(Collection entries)
########
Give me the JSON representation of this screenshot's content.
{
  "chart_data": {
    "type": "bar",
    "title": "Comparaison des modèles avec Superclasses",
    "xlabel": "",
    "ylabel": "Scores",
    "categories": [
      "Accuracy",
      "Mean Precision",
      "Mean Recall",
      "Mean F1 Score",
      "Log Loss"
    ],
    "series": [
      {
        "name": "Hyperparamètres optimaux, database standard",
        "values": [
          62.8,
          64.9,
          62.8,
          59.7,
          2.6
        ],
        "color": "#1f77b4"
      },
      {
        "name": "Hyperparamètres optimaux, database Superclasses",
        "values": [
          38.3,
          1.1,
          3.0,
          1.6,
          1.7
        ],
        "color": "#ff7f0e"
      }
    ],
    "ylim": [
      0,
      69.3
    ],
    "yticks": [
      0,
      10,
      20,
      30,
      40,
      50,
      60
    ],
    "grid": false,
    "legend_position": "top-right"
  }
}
########
_GOAL:_
Where a line of the data holds "Superclasses", show that line.

_REPLY:_
    "title": "Comparaison des modèles avec Superclasses",
        "name": "Hyperparamètres optimaux, database Superclasses",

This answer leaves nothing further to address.